■ Texte à lire ■
« Je suis effondrée. » Jeudi matin, Sandrine Mazetier, vice-présidente PS de l'Assemblée nationale, n'arrivait toujours pas à y croire. Mercredi 11 juin, François Hollande a fait savoir par communiqué qu'il entendait proposer le nom de l'ancien ministre RPR Jacques Toubon, 73 ans, au poste prestigieux de Défenseur des droits, en remplacement du centriste Dominique Baudis, décédé en avril. Ce choix a surpris bien des membres des commissions des lois de l'Assemblée nationale et du Sénat, qui devront dans deux semaines se prononcer sur sa nomination. « Personne n'avait mentionné son nom ! », s'étonne Jean-Pierre Michel, vice-président socialiste de la commission des lois du Sénat.
L'ancien ministre de Jean-Marc Ayrault, Alain Vidalies, qui vient lui-même d'être nommé ambassadeur de France auprès du Bureau international du travail (BIT) « ne souhaite pas s'exprimer de façon individuelle ». Il concède toutefois que « la question du choix de la personne » se pose. Un doux euphémisme. En réalité, la nomination de ce grognard de la Chiraquie, contesté pour ses prises de position sur le droit des homosexuels ou l'immigration (lire ici le parti pris de Michel Deléan), fait hurler une partie de la gauche. Certains parlementaires de gauche interrogés par Mediapart assurent d'ailleurs d'ores et déjà qu'ils voteront contre le choix de François Hollande.

■ Consigne ■
Dressez la liste de toutes les personnes nommées dans l'article sur la nomination de Jacques Toubon, sans répéter un nom qui revient.

[Enregistrements des boîtes d'éléments]
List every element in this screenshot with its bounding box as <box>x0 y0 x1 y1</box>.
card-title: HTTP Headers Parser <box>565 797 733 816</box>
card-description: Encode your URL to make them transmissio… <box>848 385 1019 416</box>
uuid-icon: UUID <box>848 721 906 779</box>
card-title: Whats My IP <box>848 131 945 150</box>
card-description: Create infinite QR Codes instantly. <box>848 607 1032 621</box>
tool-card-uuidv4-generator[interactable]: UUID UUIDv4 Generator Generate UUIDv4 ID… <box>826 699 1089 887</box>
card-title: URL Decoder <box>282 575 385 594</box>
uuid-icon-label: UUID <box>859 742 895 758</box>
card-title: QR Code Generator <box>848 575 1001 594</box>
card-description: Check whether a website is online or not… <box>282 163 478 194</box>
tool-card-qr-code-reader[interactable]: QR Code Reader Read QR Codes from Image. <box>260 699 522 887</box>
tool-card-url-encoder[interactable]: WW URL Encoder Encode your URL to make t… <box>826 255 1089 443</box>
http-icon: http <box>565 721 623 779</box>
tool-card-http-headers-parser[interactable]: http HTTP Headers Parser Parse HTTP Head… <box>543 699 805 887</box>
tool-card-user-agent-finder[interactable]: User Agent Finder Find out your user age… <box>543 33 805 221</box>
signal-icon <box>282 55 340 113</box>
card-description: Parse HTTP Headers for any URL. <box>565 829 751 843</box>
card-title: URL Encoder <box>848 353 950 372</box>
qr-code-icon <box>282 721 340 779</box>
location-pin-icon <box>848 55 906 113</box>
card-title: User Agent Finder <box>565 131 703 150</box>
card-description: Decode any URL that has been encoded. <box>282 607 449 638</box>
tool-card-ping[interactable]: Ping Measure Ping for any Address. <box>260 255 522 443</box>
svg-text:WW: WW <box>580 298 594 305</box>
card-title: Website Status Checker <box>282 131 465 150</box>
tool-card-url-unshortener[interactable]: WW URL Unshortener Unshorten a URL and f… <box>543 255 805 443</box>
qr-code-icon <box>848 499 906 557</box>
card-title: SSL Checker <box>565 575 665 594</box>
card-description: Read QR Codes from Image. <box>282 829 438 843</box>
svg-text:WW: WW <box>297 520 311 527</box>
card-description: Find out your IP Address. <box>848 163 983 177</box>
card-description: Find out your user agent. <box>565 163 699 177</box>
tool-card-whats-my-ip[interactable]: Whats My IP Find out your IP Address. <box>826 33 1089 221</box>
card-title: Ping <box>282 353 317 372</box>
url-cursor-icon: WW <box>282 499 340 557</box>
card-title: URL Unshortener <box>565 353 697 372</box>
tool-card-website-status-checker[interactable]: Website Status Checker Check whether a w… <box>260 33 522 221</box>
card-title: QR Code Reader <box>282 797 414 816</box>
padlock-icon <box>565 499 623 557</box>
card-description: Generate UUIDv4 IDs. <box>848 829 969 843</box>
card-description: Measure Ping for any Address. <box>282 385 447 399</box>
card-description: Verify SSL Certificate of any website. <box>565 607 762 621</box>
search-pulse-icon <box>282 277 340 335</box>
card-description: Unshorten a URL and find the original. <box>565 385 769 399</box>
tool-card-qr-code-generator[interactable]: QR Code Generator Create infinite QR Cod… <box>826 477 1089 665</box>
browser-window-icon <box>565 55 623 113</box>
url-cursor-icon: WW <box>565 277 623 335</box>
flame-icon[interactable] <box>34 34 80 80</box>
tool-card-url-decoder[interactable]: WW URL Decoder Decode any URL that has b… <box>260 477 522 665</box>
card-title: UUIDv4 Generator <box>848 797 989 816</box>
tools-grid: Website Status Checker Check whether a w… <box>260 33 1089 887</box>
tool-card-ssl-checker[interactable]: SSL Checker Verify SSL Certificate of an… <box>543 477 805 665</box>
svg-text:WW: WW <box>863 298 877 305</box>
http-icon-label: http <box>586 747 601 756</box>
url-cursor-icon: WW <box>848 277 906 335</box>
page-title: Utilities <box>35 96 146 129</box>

■ Réponse ■
Sandrine Mazetier, François Hollande, Jacques Toubon, Dominique Baudis, Jean-Pierre Michel, Jean-Marc Ayrault, Alain Vidalies, Michel Deléan